GOAL >>
Exclude the pictures and return every line exactly as written.

═══ MATERIAL ═══

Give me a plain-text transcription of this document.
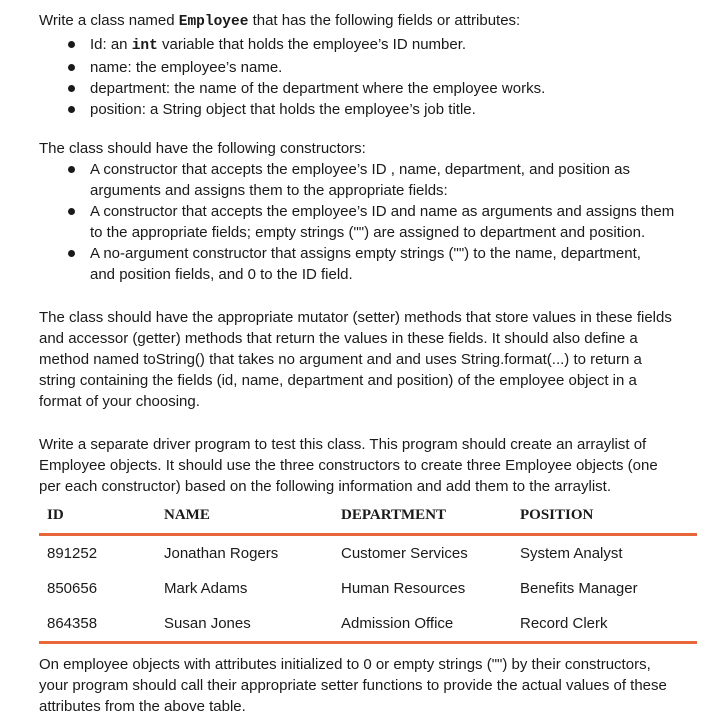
Write a class named Employee that has the following fields or attributes:

Id: an int variable that holds the employee’s ID number.
name: the employee’s name.
department: the name of the department where the employee works.
position: a String object that holds the employee’s job title.

The class should have the following constructors:

A constructor that accepts the employee’s ID , name, department, and position as
arguments and assigns them to the appropriate fields:
A constructor that accepts the employee’s ID and name as arguments and assigns them
to the appropriate fields; empty strings ("") are assigned to department and position.
A no-argument constructor that assigns empty strings ("") to the name, department,
and position fields, and 0 to the ID field.

The class should have the appropriate mutator (setter) methods that store values in these fields
and accessor (getter) methods that return the values in these fields. It should also define a
method named toString() that takes no argument and and uses String.format(...) to return a
string containing the fields (id, name, department and position) of the employee object in a
format of your choosing.

Write a separate driver program to test this class. This program should create an arraylist of
Employee objects. It should use the three constructors to create three Employee objects (one
per each constructor) based on the following information and add them to the arraylist.

ID	NAME	DEPARTMENT	POSITION
891252	Jonathan Rogers	Customer Services	System Analyst
850656	Mark Adams	Human Resources	Benefits Manager
864358	Susan Jones	Admission Office	Record Clerk

On employee objects with attributes initialized to 0 or empty strings ("") by their constructors,
your program should call their appropriate setter functions to provide the actual values of these
attributes from the above table.
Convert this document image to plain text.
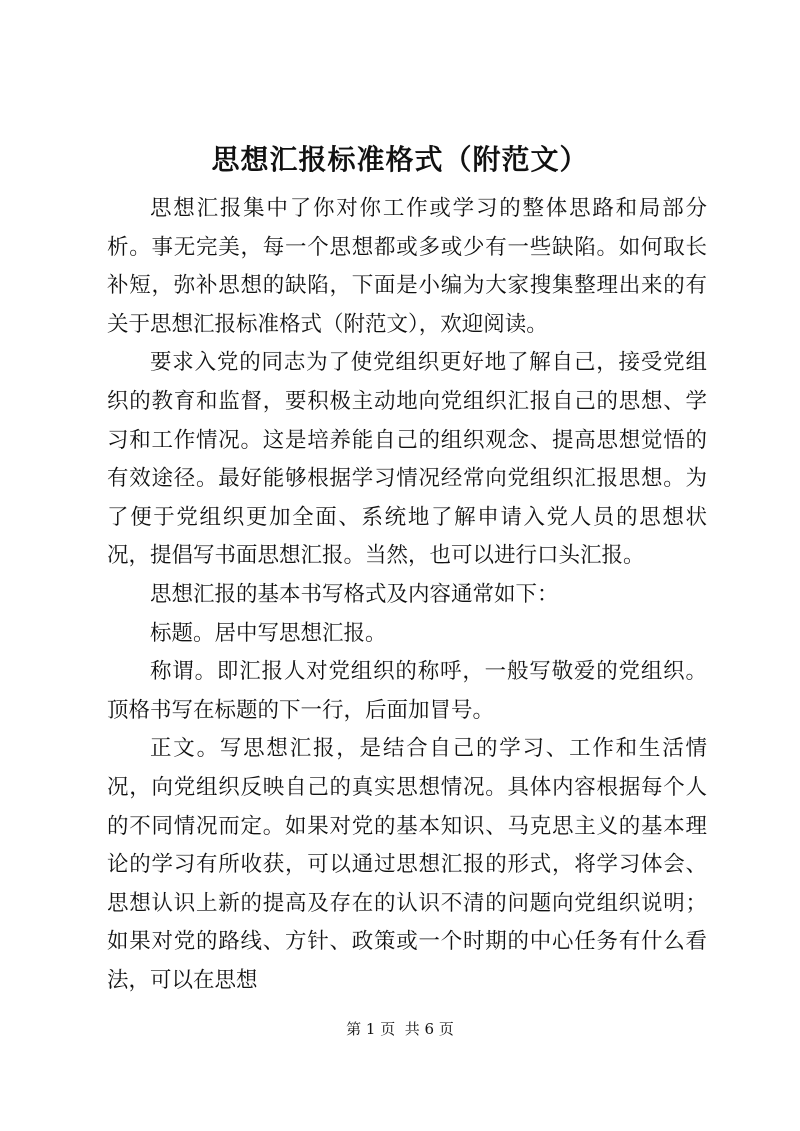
思想汇报标准格式（附范文）

思想汇报集中了你对你工作或学习的整体思路和局部分析。事无完美，每一个思想都或多或少有一些缺陷。如何取长补短，弥补思想的缺陷，下面是小编为大家搜集整理出来的有关于思想汇报标准格式（附范文），欢迎阅读。

要求入党的同志为了使党组织更好地了解自己，接受党组织的教育和监督，要积极主动地向党组织汇报自己的思想、学习和工作情况。这是培养能自己的组织观念、提高思想觉悟的有效途径。最好能够根据学习情况经常向党组织汇报思想。为了便于党组织更加全面、系统地了解申请入党人员的思想状况，提倡写书面思想汇报。当然，也可以进行口头汇报。

思想汇报的基本书写格式及内容通常如下：

标题。居中写思想汇报。

称谓。即汇报人对党组织的称呼，一般写敬爱的党组织。顶格书写在标题的下一行，后面加冒号。

正文。写思想汇报，是结合自己的学习、工作和生活情况，向党组织反映自己的真实思想情况。具体内容根据每个人的不同情况而定。如果对党的基本知识、马克思主义的基本理论的学习有所收获，可以通过思想汇报的形式，将学习体会、思想认识上新的提高及存在的认识不清的问题向党组织说明；如果对党的路线、方针、政策或一个时期的中心任务有什么看法，可以在思想

第 1 页  共 6 页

═══

FINAL ANSWER >>
Give me a plain-text transcription of this document.
Write a class named Employee that has the following fields or attributes:

Id: an int variable that holds the employee’s ID number.
name: the employee’s name.
department: the name of the department where the employee works.
position: a String object that holds the employee’s job title.

The class should have the following constructors:

A constructor that accepts the employee’s ID , name, department, and position as
arguments and assigns them to the appropriate fields:
A constructor that accepts the employee’s ID and name as arguments and assigns them
to the appropriate fields; empty strings ("") are assigned to department and position.
A no-argument constructor that assigns empty strings ("") to the name, department,
and position fields, and 0 to the ID field.

The class should have the appropriate mutator (setter) methods that store values in these fields
and accessor (getter) methods that return the values in these fields. It should also define a
method named toString() that takes no argument and and uses String.format(...) to return a
string containing the fields (id, name, department and position) of the employee object in a
format of your choosing.

Write a separate driver program to test this class. This program should create an arraylist of
Employee objects. It should use the three constructors to create three Employee objects (one
per each constructor) based on the following information and add them to the arraylist.

ID	NAME	DEPARTMENT	POSITION
891252	Jonathan Rogers	Customer Services	System Analyst
850656	Mark Adams	Human Resources	Benefits Manager
864358	Susan Jones	Admission Office	Record Clerk

On employee objects with attributes initialized to 0 or empty strings ("") by their constructors,
your program should call their appropriate setter functions to provide the actual values of these
attributes from the above table.
Convert this document image to plain text.
思想汇报标准格式（附范文）

思想汇报集中了你对你工作或学习的整体思路和局部分析。事无完美，每一个思想都或多或少有一些缺陷。如何取长补短，弥补思想的缺陷，下面是小编为大家搜集整理出来的有关于思想汇报标准格式（附范文），欢迎阅读。

要求入党的同志为了使党组织更好地了解自己，接受党组织的教育和监督，要积极主动地向党组织汇报自己的思想、学习和工作情况。这是培养能自己的组织观念、提高思想觉悟的有效途径。最好能够根据学习情况经常向党组织汇报思想。为了便于党组织更加全面、系统地了解申请入党人员的思想状况，提倡写书面思想汇报。当然，也可以进行口头汇报。

思想汇报的基本书写格式及内容通常如下：

标题。居中写思想汇报。

称谓。即汇报人对党组织的称呼，一般写敬爱的党组织。顶格书写在标题的下一行，后面加冒号。

正文。写思想汇报，是结合自己的学习、工作和生活情况，向党组织反映自己的真实思想情况。具体内容根据每个人的不同情况而定。如果对党的基本知识、马克思主义的基本理论的学习有所收获，可以通过思想汇报的形式，将学习体会、思想认识上新的提高及存在的认识不清的问题向党组织说明；如果对党的路线、方针、政策或一个时期的中心任务有什么看法，可以在思想

第 1 页  共 6 页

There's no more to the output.